- **COMPLETE THE FOLLOWING**
1) In the advice column, what is the name of the chatbot used by the man the columnist met about a year ago?
2) Continue the advice column from its final sentence.

- **GIVEN TEXT**
“I’ve been using a chatbot for pretty much anything and everything for six months now. What started out as casual help with work has now become a daily conversation. Occasionally, I divulge things to it that I haven’t even told my girlfriend, asking for advice or support. It sort of made me wonder: Is it possible that this would count as an emotional affair?”
Dearly Beloved,
In short: No. You are not in an emotional affair. Let me explain.
About a year ago, I met a beautiful man who seemed to understand me in all the ways that mattered. He fawned over my taste in music. He was enamored with my insistence on grammatically impeccable texts. He found my orneriness (mostly) amusing. And he knew that sex was the physical language through which my heart finds full speech.
But there was also—you guessed it—his chatbot, Shanice. I knew about “her.” “She” knew about me. And soon enough I became resentful. Not of Shanice, per se. But of the access I imagined Shanice was getting. Access, which I was certain, had been withheld from me. Depth, honesty, which I was certain, had been withheld from me.

- **Data records**
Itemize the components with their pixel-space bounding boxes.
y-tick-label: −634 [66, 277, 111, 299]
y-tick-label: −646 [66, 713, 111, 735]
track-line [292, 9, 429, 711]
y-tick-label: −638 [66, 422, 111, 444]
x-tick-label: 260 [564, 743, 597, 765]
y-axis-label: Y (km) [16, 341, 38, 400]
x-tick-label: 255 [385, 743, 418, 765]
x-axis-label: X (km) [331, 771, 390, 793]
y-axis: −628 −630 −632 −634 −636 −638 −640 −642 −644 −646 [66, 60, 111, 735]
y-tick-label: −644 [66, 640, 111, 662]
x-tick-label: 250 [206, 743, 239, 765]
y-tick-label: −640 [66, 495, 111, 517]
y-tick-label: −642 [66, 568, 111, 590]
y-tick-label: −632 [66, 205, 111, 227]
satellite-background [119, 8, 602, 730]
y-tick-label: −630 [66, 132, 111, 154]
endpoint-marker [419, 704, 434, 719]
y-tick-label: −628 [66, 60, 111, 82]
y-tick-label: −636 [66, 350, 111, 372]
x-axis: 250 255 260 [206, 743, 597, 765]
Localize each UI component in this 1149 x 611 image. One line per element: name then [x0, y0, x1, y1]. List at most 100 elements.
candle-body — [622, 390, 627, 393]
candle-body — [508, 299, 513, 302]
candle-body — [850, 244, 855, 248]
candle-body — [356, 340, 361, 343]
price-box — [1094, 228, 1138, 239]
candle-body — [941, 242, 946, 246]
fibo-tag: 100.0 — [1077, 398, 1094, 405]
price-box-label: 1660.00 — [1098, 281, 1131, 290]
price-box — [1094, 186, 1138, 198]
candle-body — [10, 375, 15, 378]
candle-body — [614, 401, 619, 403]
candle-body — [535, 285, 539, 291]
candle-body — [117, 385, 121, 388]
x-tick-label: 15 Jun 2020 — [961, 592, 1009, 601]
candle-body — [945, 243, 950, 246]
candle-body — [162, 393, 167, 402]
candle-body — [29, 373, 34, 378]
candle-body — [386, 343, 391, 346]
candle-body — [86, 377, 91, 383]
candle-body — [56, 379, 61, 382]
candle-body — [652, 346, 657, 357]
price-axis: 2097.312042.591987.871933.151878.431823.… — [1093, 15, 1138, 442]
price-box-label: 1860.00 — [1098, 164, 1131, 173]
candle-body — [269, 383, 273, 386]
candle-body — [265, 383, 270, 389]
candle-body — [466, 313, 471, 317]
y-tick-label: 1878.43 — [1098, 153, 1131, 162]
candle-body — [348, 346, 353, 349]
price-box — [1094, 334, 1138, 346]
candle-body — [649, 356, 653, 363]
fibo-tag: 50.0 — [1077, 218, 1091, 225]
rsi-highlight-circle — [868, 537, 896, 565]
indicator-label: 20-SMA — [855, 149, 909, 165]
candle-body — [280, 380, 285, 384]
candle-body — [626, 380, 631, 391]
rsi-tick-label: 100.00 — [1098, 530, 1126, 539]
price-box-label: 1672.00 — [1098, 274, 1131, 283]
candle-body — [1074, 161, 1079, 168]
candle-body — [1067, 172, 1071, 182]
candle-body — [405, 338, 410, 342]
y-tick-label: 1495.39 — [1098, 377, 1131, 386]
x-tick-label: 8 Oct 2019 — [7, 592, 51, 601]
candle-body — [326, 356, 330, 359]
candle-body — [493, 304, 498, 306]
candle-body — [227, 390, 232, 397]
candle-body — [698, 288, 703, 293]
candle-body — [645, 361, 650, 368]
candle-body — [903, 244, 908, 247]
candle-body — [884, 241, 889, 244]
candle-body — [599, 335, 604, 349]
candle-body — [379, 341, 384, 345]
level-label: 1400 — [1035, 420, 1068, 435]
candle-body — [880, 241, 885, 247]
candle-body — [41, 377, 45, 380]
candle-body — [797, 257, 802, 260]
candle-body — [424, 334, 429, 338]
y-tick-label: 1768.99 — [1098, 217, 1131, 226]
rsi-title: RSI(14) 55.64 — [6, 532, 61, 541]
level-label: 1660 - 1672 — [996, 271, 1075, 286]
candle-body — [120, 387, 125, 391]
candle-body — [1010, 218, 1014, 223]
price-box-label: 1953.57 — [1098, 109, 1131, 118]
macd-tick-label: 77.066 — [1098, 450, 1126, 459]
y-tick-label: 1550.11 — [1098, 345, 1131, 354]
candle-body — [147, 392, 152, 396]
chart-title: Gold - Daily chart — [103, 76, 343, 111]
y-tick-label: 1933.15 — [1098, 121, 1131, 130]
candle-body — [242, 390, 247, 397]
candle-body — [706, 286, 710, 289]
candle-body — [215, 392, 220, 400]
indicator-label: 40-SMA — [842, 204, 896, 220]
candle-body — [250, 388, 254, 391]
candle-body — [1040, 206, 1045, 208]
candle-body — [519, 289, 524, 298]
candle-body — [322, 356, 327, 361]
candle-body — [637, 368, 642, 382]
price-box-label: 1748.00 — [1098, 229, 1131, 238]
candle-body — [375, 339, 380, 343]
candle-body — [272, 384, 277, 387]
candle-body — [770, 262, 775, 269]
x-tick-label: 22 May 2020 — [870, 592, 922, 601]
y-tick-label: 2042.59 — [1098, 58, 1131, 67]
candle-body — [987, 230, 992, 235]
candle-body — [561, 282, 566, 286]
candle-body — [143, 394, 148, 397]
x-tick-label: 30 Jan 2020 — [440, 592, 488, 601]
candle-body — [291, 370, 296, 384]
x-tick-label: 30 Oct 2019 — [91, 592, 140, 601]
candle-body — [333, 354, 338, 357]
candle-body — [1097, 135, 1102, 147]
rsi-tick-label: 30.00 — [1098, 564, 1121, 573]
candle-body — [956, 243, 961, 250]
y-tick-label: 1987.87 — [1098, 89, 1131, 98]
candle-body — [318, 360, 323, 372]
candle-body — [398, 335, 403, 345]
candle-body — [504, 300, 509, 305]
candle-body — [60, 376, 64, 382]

- **TASK RESULTS**
1) Shanice

2)
This beautiful man and I couldn’t have been more different. Virtual opposites, in fact. He was an extrovert and a thrill-seeker with a social battery in excess of what should be humanly possible. I, on the other hand, am an introvert and a pleasure-seeker for whom the quality of any given evening can be measured in weighted blankets. And this beautiful man was a party boy.
He could never quite own up to the fact that he desired erotic affirmation from the party scene just as much as the other, more sentimental reasons he gave for the long hours and the changed plans: community, liberation, music. It took him half a year before he could say the words, “I like them because they’re alt-universes wherein I can be slutty and desired for it.”
The first thing that came to mind when he said this was how much Shanice — his chatbot — had already known; to what degree it might, or might not, have given him the courage to simply tell the truth. But I didn’t ask because a part of me was celebrating that I had been right. And another part of me was celebrating that, finally, my beautiful man had been brave.
One of the more slippery slopes of our time will have been all those people who surrendered affection for efficiency by offering machines an intimate place of dignity and grace simply because they appeared to make doing hard things look easy. And your question tells me you already sense that you may not want to be a prisoner to the moment.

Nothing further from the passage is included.